[Saved entries]
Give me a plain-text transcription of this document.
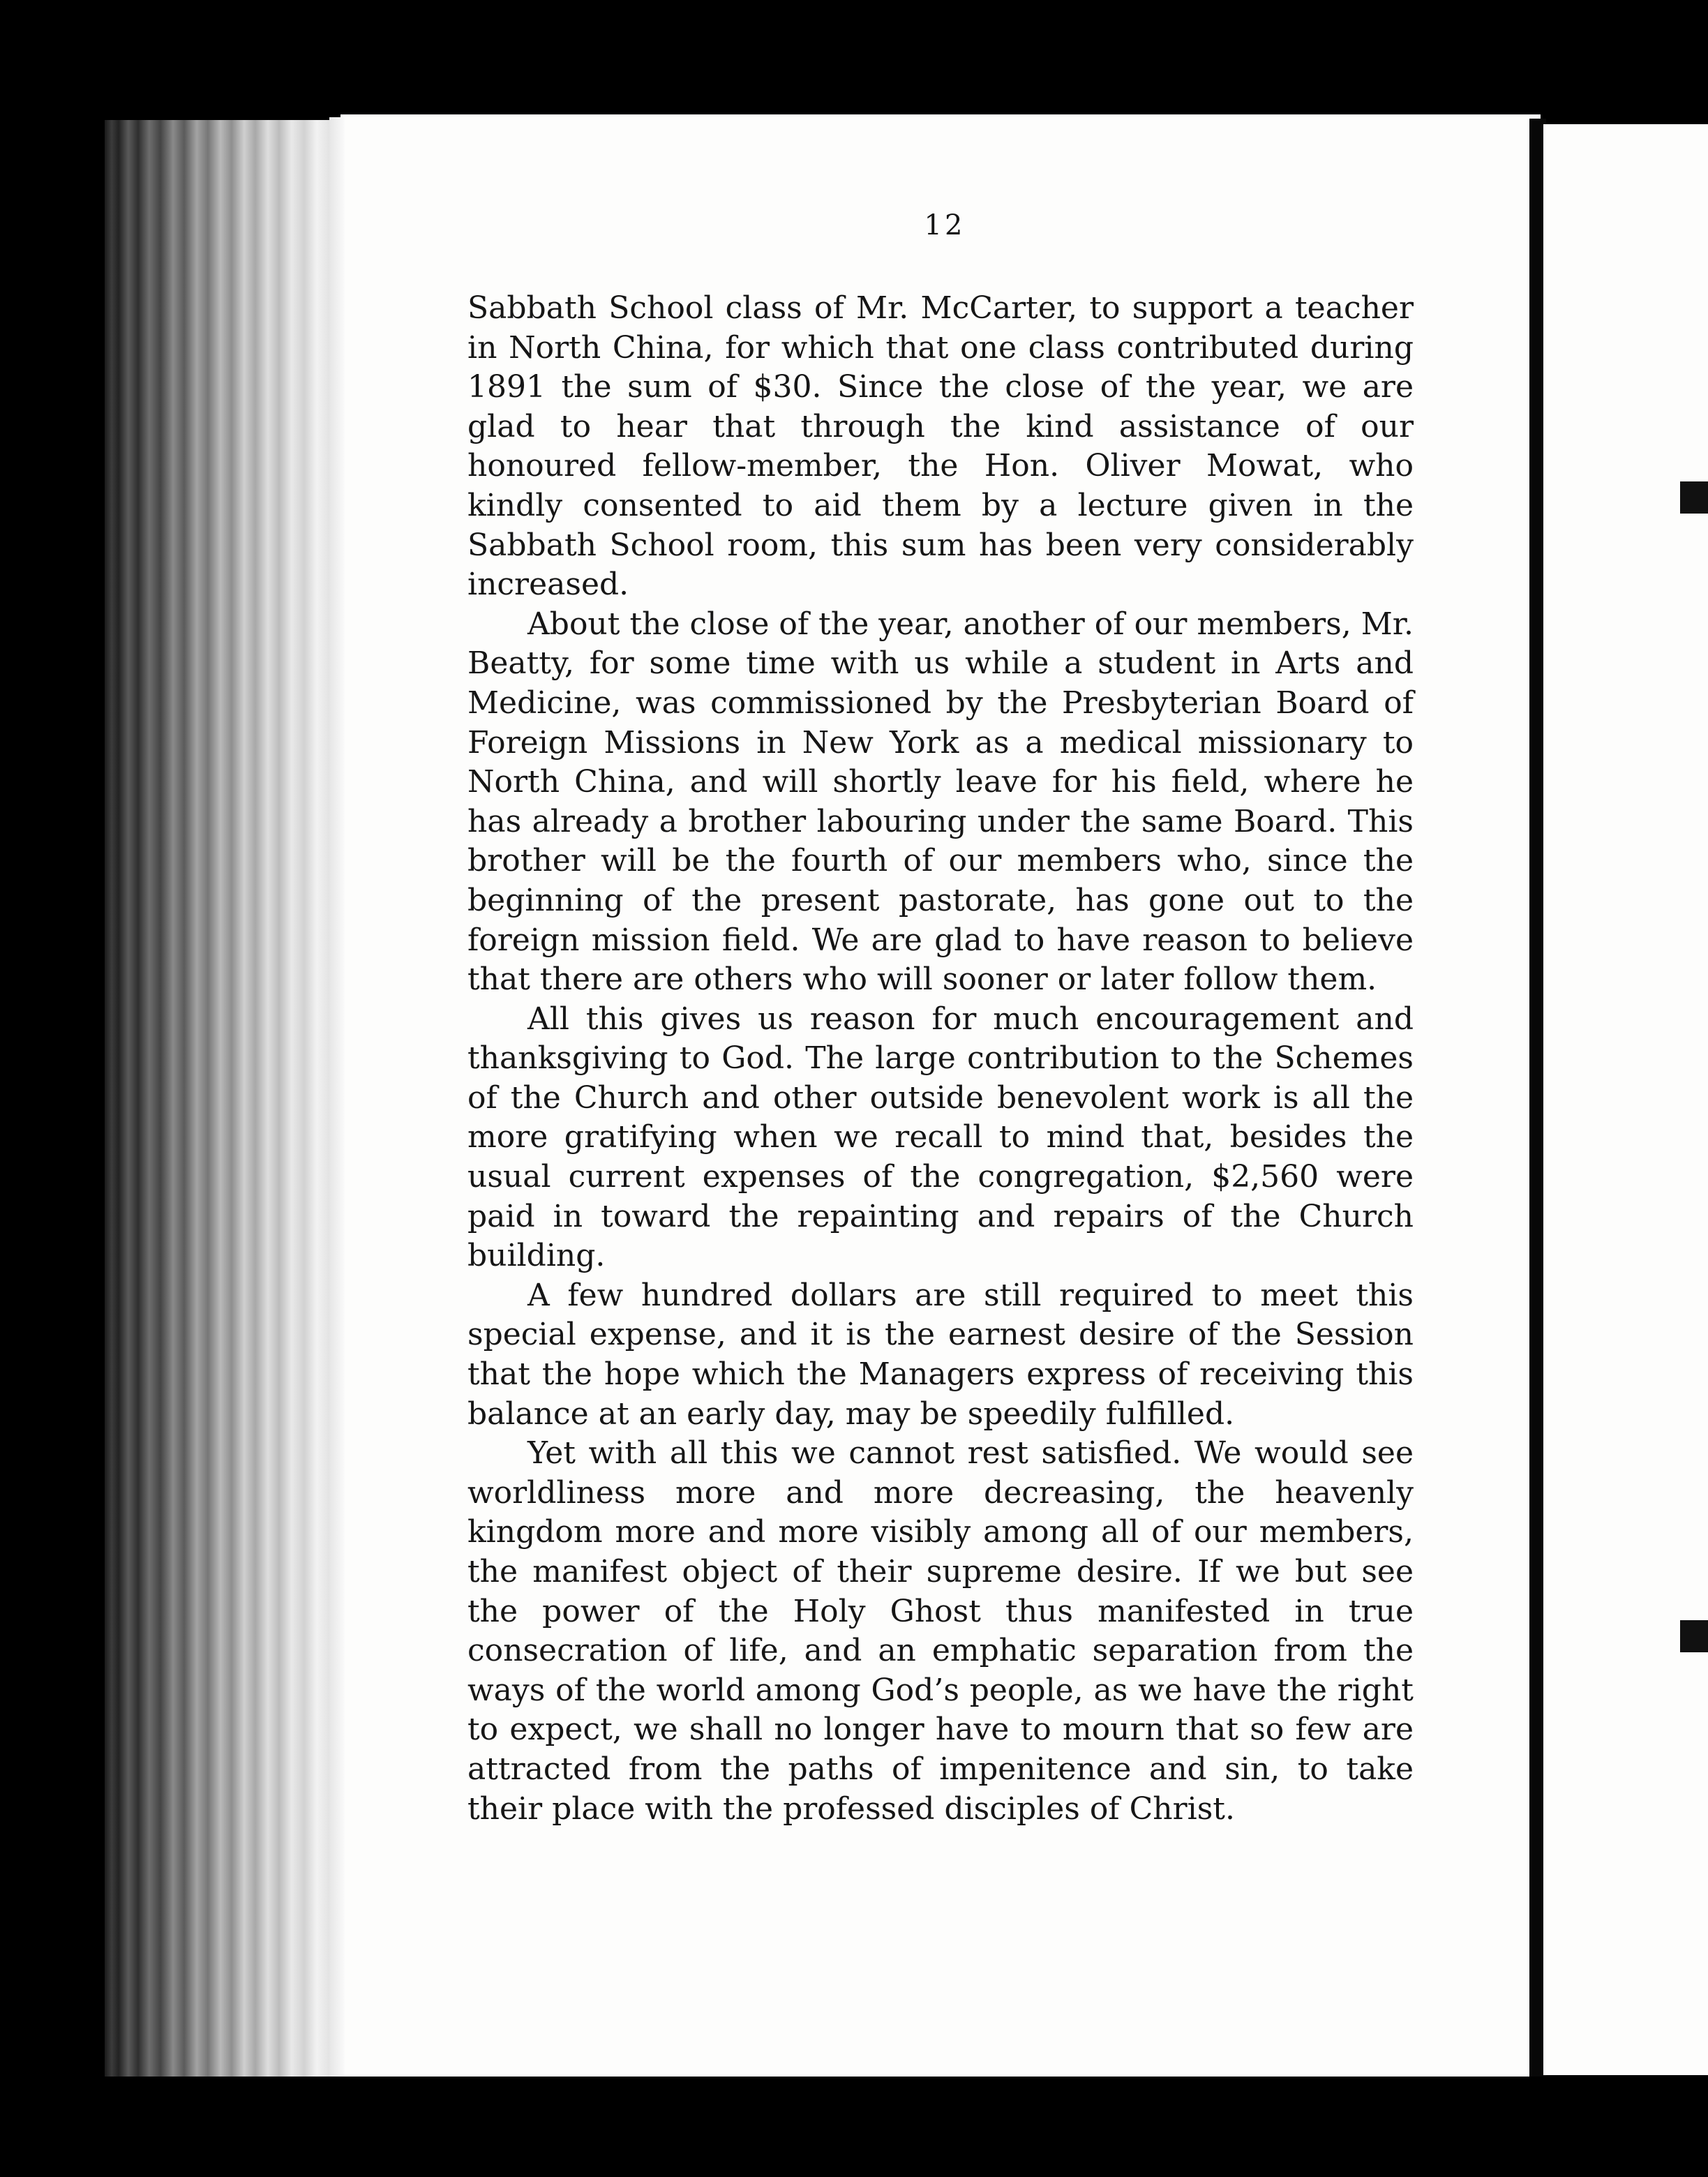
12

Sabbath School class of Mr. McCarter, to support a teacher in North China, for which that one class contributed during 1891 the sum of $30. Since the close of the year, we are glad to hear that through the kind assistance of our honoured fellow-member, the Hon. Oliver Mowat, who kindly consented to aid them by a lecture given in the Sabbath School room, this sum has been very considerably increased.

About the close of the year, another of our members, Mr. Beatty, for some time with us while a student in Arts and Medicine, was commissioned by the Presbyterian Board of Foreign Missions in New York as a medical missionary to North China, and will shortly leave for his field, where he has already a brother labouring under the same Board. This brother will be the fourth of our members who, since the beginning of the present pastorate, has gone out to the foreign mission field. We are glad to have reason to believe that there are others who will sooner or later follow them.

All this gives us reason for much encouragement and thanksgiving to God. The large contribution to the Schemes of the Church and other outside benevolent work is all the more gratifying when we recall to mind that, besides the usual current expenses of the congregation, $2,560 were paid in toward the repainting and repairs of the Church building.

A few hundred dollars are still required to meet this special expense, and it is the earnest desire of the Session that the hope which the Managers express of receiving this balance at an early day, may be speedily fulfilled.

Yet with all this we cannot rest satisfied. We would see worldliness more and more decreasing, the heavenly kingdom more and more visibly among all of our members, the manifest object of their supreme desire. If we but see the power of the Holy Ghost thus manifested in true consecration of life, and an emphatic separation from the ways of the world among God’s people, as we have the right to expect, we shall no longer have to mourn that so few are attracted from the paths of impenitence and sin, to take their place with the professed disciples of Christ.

* * *

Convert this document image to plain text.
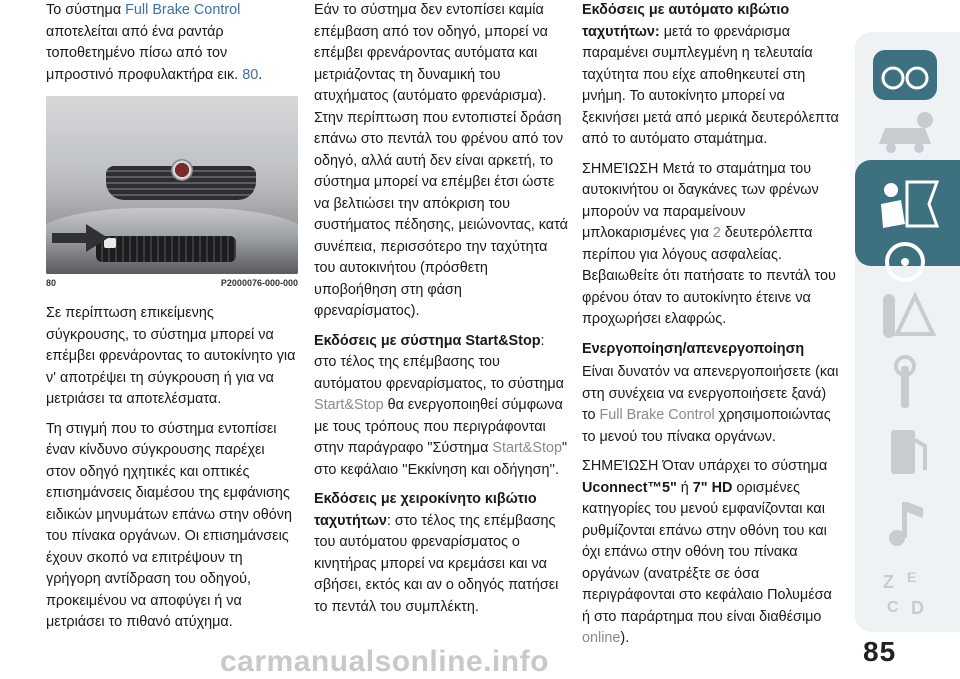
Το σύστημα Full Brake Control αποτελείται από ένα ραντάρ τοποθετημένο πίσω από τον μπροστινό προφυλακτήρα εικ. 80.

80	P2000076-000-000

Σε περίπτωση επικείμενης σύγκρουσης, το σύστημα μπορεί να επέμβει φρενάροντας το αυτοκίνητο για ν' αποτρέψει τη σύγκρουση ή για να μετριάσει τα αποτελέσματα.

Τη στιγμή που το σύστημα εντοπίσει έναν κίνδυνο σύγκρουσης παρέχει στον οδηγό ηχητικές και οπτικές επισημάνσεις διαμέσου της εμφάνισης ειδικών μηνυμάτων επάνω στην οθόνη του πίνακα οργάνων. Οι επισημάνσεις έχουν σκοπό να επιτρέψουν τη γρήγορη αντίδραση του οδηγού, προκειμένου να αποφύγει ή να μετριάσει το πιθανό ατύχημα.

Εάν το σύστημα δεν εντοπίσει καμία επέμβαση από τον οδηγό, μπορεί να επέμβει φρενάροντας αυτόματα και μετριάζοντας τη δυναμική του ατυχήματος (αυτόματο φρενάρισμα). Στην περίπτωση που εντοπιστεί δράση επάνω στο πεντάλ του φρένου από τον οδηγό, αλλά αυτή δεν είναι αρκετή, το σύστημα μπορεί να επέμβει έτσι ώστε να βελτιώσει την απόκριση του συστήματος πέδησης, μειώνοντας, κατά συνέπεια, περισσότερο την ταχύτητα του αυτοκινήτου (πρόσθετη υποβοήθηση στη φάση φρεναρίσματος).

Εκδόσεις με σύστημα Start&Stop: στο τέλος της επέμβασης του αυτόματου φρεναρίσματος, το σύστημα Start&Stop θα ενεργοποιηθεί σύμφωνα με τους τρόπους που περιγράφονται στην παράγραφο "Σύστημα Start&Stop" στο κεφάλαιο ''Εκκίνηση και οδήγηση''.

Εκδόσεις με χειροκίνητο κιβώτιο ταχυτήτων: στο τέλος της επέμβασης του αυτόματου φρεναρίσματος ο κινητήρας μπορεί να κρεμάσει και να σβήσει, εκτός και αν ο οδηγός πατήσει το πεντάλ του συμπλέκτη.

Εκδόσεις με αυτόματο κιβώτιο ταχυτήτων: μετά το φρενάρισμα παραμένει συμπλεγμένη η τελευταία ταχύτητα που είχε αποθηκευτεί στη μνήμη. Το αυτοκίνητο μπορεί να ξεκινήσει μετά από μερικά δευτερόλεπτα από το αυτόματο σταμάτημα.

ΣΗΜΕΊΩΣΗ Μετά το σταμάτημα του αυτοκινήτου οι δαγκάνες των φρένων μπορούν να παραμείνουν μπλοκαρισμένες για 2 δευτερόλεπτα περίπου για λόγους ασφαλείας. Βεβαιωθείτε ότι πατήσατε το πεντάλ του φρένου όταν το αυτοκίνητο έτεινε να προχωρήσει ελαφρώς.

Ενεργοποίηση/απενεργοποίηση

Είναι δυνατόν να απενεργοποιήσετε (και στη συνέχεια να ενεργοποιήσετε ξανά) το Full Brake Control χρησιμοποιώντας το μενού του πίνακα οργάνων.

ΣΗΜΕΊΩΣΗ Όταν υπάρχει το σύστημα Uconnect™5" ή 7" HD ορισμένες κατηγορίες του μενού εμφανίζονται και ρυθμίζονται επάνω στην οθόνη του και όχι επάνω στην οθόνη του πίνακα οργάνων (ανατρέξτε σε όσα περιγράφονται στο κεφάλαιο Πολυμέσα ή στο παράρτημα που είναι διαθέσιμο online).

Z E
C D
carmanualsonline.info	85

TASK OBJECTIVE | From the material above, gather all lines that include the string "μπορεί" and copy them.

OUTPUT OF THE EXERCISE |
Σε περίπτωση επικείμενης σύγκρουσης, το σύστημα μπορεί να επέμβει φρενάροντας το αυτοκίνητο για ν' αποτρέψει τη σύγκρουση ή για να μετριάσει τα αποτελέσματα.
Εάν το σύστημα δεν εντοπίσει καμία επέμβαση από τον οδηγό, μπορεί να επέμβει φρενάροντας αυτόματα και μετριάζοντας τη δυναμική του ατυχήματος (αυτόματο φρενάρισμα). Στην περίπτωση που εντοπιστεί δράση επάνω στο πεντάλ του φρένου από τον οδηγό, αλλά αυτή δεν είναι αρκετή, το σύστημα μπορεί να επέμβει έτσι ώστε να βελτιώσει την απόκριση του συστήματος πέδησης, μειώνοντας, κατά συνέπεια, περισσότερο την ταχύτητα του αυτοκινήτου (πρόσθετη υποβοήθηση στη φάση φρεναρίσματος).
Εκδόσεις με χειροκίνητο κιβώτιο ταχυτήτων: στο τέλος της επέμβασης του αυτόματου φρεναρίσματος ο κινητήρας μπορεί να κρεμάσει και να σβήσει, εκτός και αν ο οδηγός πατήσει το πεντάλ του συμπλέκτη.
Εκδόσεις με αυτόματο κιβώτιο ταχυτήτων: μετά το φρενάρισμα παραμένει συμπλεγμένη η τελευταία ταχύτητα που είχε αποθηκευτεί στη μνήμη. Το αυτοκίνητο μπορεί να ξεκινήσει μετά από μερικά δευτερόλεπτα από το αυτόματο σταμάτημα.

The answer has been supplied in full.